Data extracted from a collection
>>>>>

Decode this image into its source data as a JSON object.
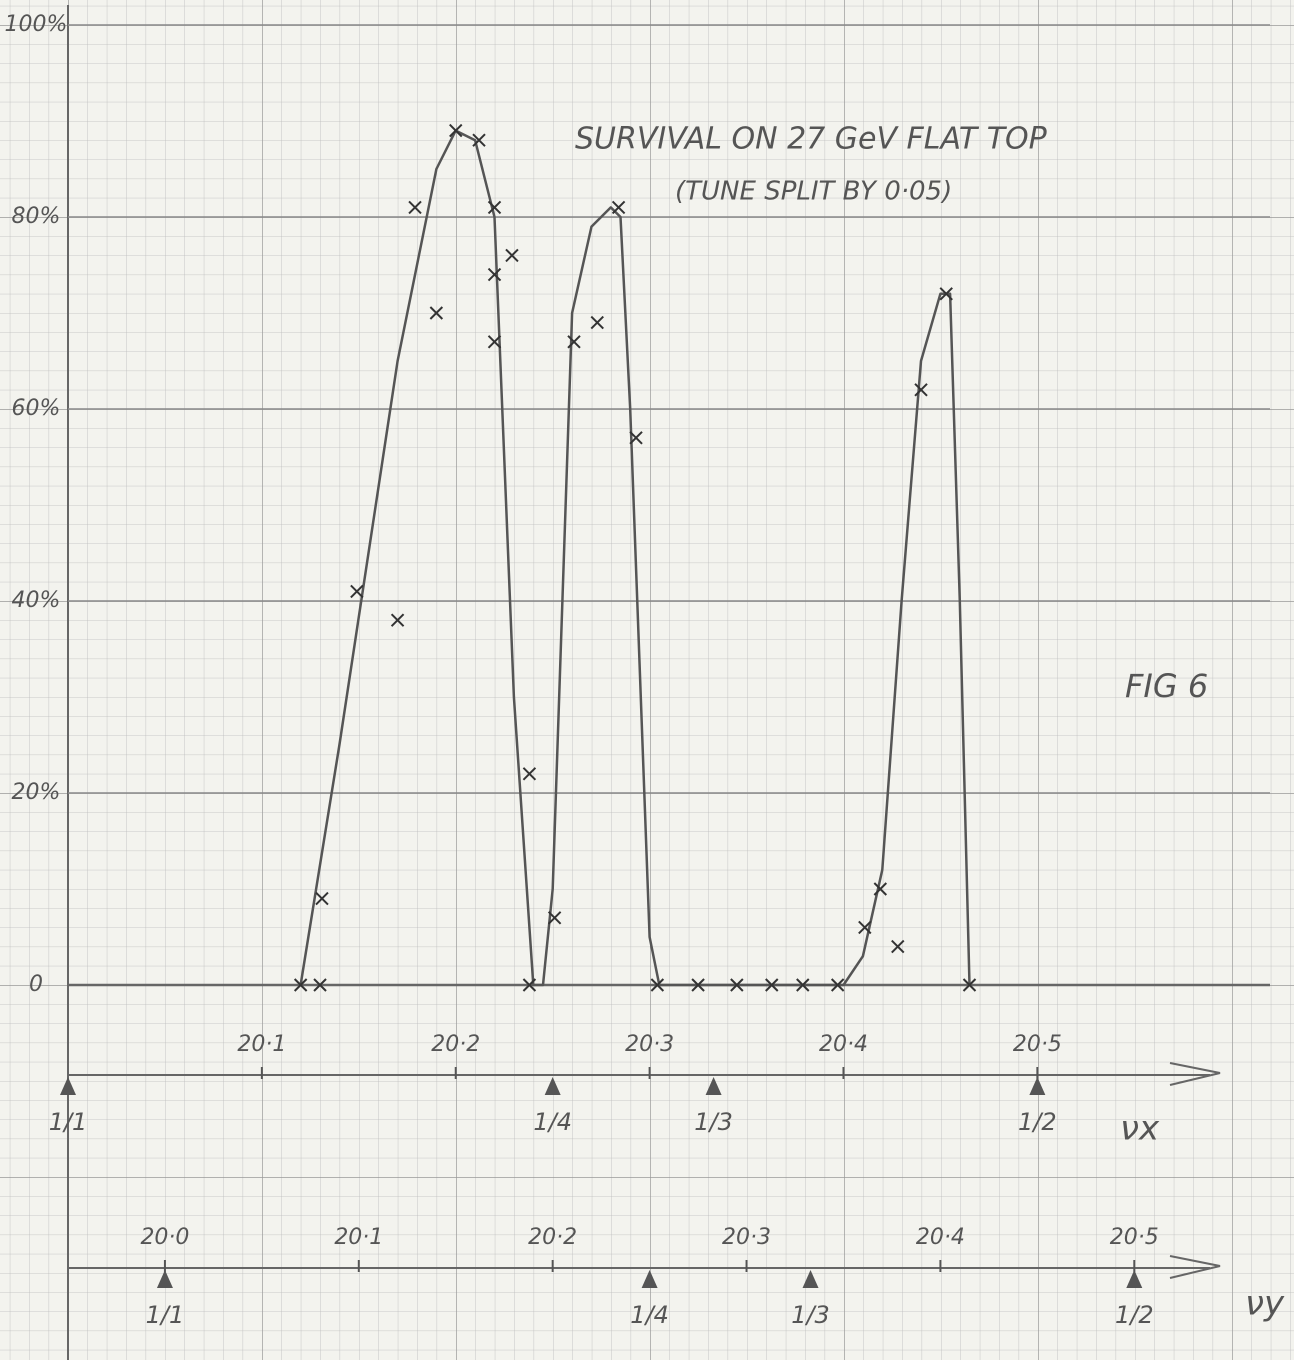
{
  "chart_data": {
    "type": "scatter",
    "title": "SURVIVAL ON 27 GeV FLAT TOP",
    "subtitle": "(TUNE SPLIT BY 0·05)",
    "annotation": "FIG 6",
    "color": "#555555",
    "ylim": [
      0,
      100
    ],
    "yticks": [
      0,
      {
        "value": 20,
        "label": "20%"
      },
      {
        "value": 40,
        "label": "40%"
      },
      {
        "value": 60,
        "label": "60%"
      },
      {
        "value": 80,
        "label": "80%"
      },
      {
        "value": 100,
        "label": "100%"
      }
    ],
    "xlim": [
      20.0,
      20.62
    ],
    "xlabel": "νx",
    "xticks": [
      {
        "value": 20.1,
        "label": "20·1"
      },
      {
        "value": 20.2,
        "label": "20·2"
      },
      {
        "value": 20.3,
        "label": "20·3"
      },
      {
        "value": 20.4,
        "label": "20·4"
      },
      {
        "value": 20.5,
        "label": "20·5"
      }
    ],
    "xmarkers": [
      {
        "value": 20.0,
        "label": "1/1"
      },
      {
        "value": 20.25,
        "label": "1/4"
      },
      {
        "value": 20.333,
        "label": "1/3"
      },
      {
        "value": 20.5,
        "label": "1/2"
      }
    ],
    "x2lim": [
      19.95,
      20.57
    ],
    "x2label": "νy",
    "x2ticks": [
      {
        "value": 20.0,
        "label": "20·0"
      },
      {
        "value": 20.1,
        "label": "20·1"
      },
      {
        "value": 20.2,
        "label": "20·2"
      },
      {
        "value": 20.3,
        "label": "20·3"
      },
      {
        "value": 20.4,
        "label": "20·4"
      },
      {
        "value": 20.5,
        "label": "20·5"
      }
    ],
    "x2markers": [
      {
        "value": 20.0,
        "label": "1/1"
      },
      {
        "value": 20.25,
        "label": "1/4"
      },
      {
        "value": 20.333,
        "label": "1/3"
      },
      {
        "value": 20.5,
        "label": "1/2"
      }
    ],
    "points": {
      "x": [
        20.12,
        20.13,
        20.131,
        20.149,
        20.17,
        20.179,
        20.19,
        20.2,
        20.212,
        20.22,
        20.229,
        20.22,
        20.22,
        20.238,
        20.238,
        20.251,
        20.261,
        20.273,
        20.284,
        20.293,
        20.304,
        20.325,
        20.345,
        20.363,
        20.379,
        20.397,
        20.411,
        20.419,
        20.428,
        20.44,
        20.453,
        20.465
      ],
      "y": [
        0,
        0,
        9,
        41,
        38,
        81,
        70,
        89,
        88,
        81,
        76,
        74,
        67,
        22,
        0,
        7,
        67,
        69,
        81,
        57,
        0,
        0,
        0,
        0,
        0,
        0,
        6,
        10,
        4,
        62,
        72,
        0
      ]
    },
    "curve": {
      "x": [
        20.12,
        20.14,
        20.17,
        20.19,
        20.2,
        20.21,
        20.22,
        20.23,
        20.24,
        20.245,
        20.25,
        20.26,
        20.27,
        20.28,
        20.285,
        20.29,
        20.3,
        20.305,
        20.4,
        20.41,
        20.42,
        20.43,
        20.44,
        20.45,
        20.455,
        20.46,
        20.465
      ],
      "y": [
        0,
        25,
        65,
        85,
        89,
        88,
        80,
        30,
        0,
        0,
        10,
        70,
        79,
        81,
        80,
        60,
        5,
        0,
        0,
        3,
        12,
        40,
        65,
        72,
        72,
        40,
        0
      ]
    }
  }
}
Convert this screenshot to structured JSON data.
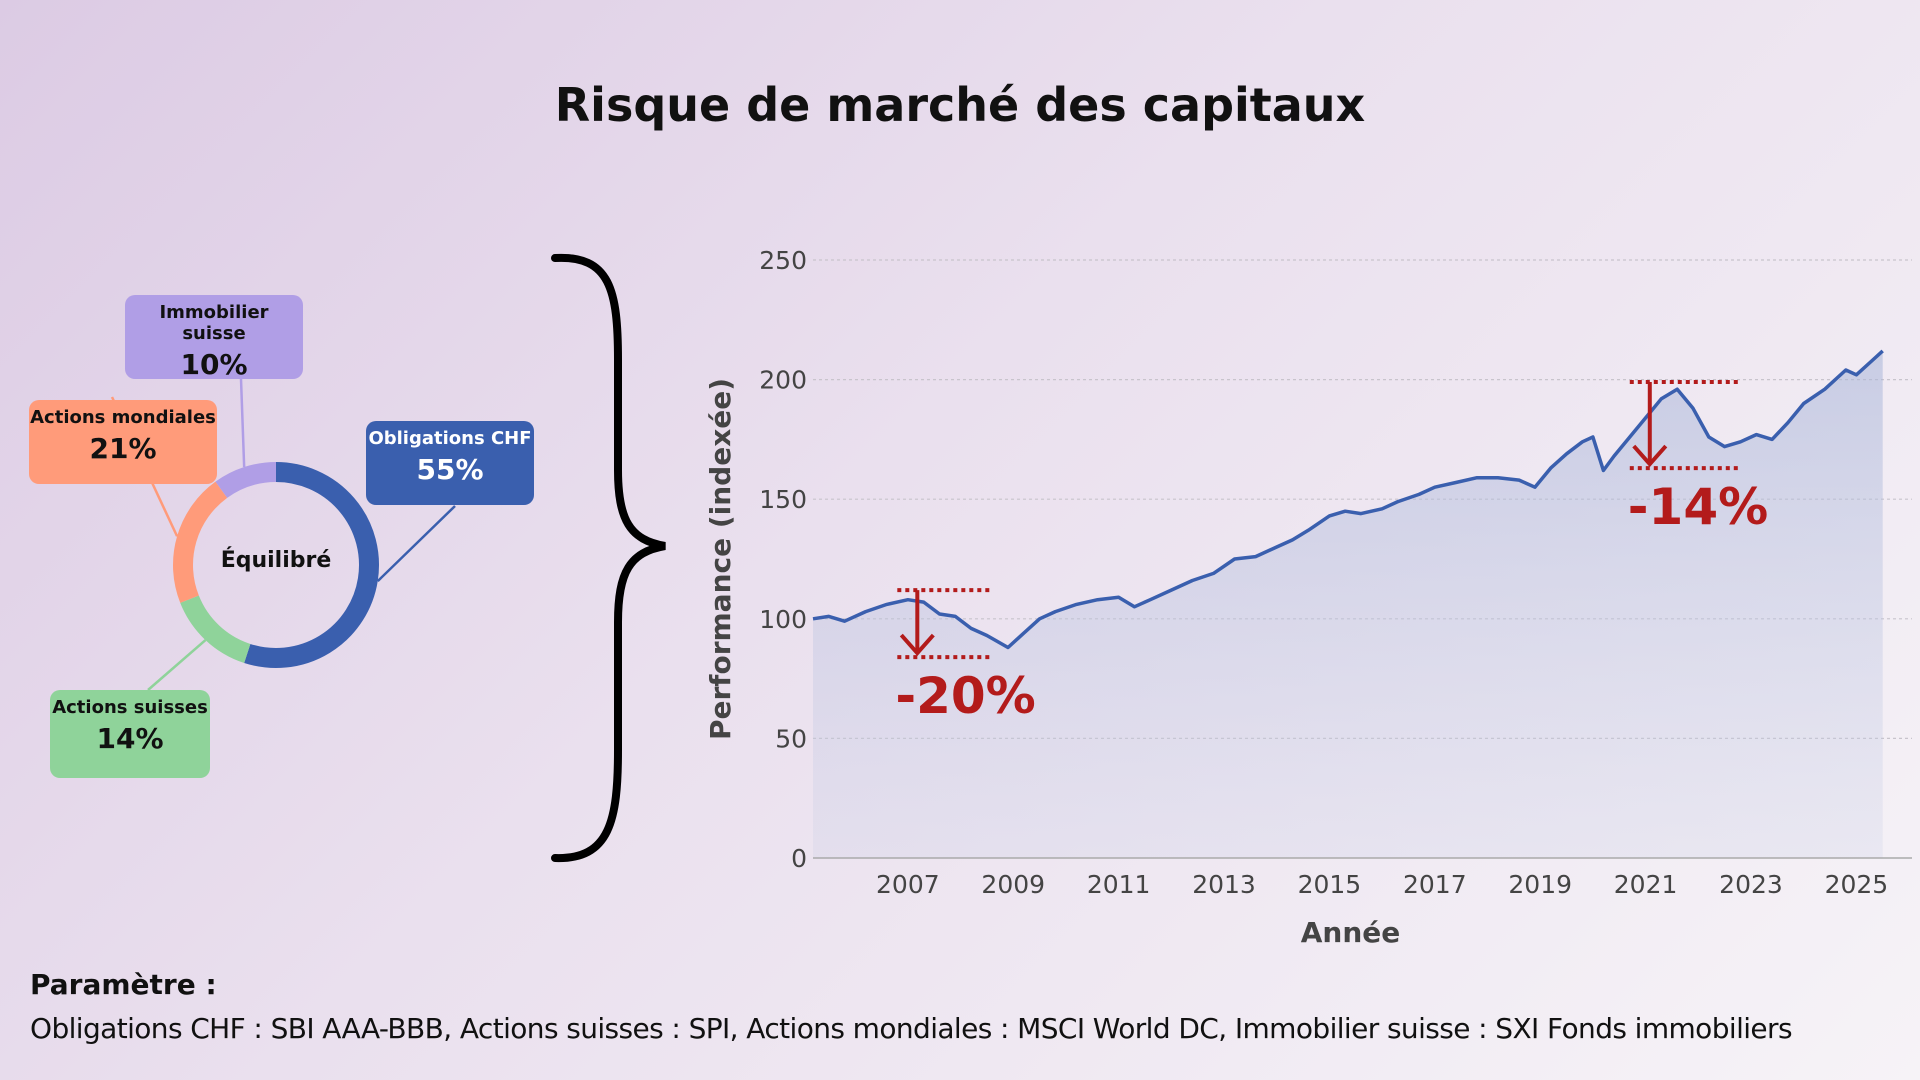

<<<<<

Required work
Leave the pictures out and output the rest of the listing exactly.

Problem solution
Decode this image into its source data as a JSON object.
{
  "chart_data": {
    "type": "scatter",
    "title": "SURVIVAL ON 27 GeV FLAT TOP",
    "subtitle": "(TUNE SPLIT BY 0·05)",
    "annotation": "FIG 6",
    "color": "#555555",
    "ylim": [
      0,
      100
    ],
    "yticks": [
      0,
      {
        "value": 20,
        "label": "20%"
      },
      {
        "value": 40,
        "label": "40%"
      },
      {
        "value": 60,
        "label": "60%"
      },
      {
        "value": 80,
        "label": "80%"
      },
      {
        "value": 100,
        "label": "100%"
      }
    ],
    "xlim": [
      20.0,
      20.62
    ],
    "xlabel": "νx",
    "xticks": [
      {
        "value": 20.1,
        "label": "20·1"
      },
      {
        "value": 20.2,
        "label": "20·2"
      },
      {
        "value": 20.3,
        "label": "20·3"
      },
      {
        "value": 20.4,
        "label": "20·4"
      },
      {
        "value": 20.5,
        "label": "20·5"
      }
    ],
    "xmarkers": [
      {
        "value": 20.0,
        "label": "1/1"
      },
      {
        "value": 20.25,
        "label": "1/4"
      },
      {
        "value": 20.333,
        "label": "1/3"
      },
      {
        "value": 20.5,
        "label": "1/2"
      }
    ],
    "x2lim": [
      19.95,
      20.57
    ],
    "x2label": "νy",
    "x2ticks": [
      {
        "value": 20.0,
        "label": "20·0"
      },
      {
        "value": 20.1,
        "label": "20·1"
      },
      {
        "value": 20.2,
        "label": "20·2"
      },
      {
        "value": 20.3,
        "label": "20·3"
      },
      {
        "value": 20.4,
        "label": "20·4"
      },
      {
        "value": 20.5,
        "label": "20·5"
      }
    ],
    "x2markers": [
      {
        "value": 20.0,
        "label": "1/1"
      },
      {
        "value": 20.25,
        "label": "1/4"
      },
      {
        "value": 20.333,
        "label": "1/3"
      },
      {
        "value": 20.5,
        "label": "1/2"
      }
    ],
    "points": {
      "x": [
        20.12,
        20.13,
        20.131,
        20.149,
        20.17,
        20.179,
        20.19,
        20.2,
        20.212,
        20.22,
        20.229,
        20.22,
        20.22,
        20.238,
        20.238,
        20.251,
        20.261,
        20.273,
        20.284,
        20.293,
        20.304,
        20.325,
        20.345,
        20.363,
        20.379,
        20.397,
        20.411,
        20.419,
        20.428,
        20.44,
        20.453,
        20.465
      ],
      "y": [
        0,
        0,
        9,
        41,
        38,
        81,
        70,
        89,
        88,
        81,
        76,
        74,
        67,
        22,
        0,
        7,
        67,
        69,
        81,
        57,
        0,
        0,
        0,
        0,
        0,
        0,
        6,
        10,
        4,
        62,
        72,
        0
      ]
    },
    "curve": {
      "x": [
        20.12,
        20.14,
        20.17,
        20.19,
        20.2,
        20.21,
        20.22,
        20.23,
        20.24,
        20.245,
        20.25,
        20.26,
        20.27,
        20.28,
        20.285,
        20.29,
        20.3,
        20.305,
        20.4,
        20.41,
        20.42,
        20.43,
        20.44,
        20.45,
        20.455,
        20.46,
        20.465
      ],
      "y": [
        0,
        25,
        65,
        85,
        89,
        88,
        80,
        30,
        0,
        0,
        10,
        70,
        79,
        81,
        80,
        60,
        5,
        0,
        0,
        3,
        12,
        40,
        65,
        72,
        72,
        40,
        0
      ]
    }
  }
}
Convert this screenshot to structured JSON data.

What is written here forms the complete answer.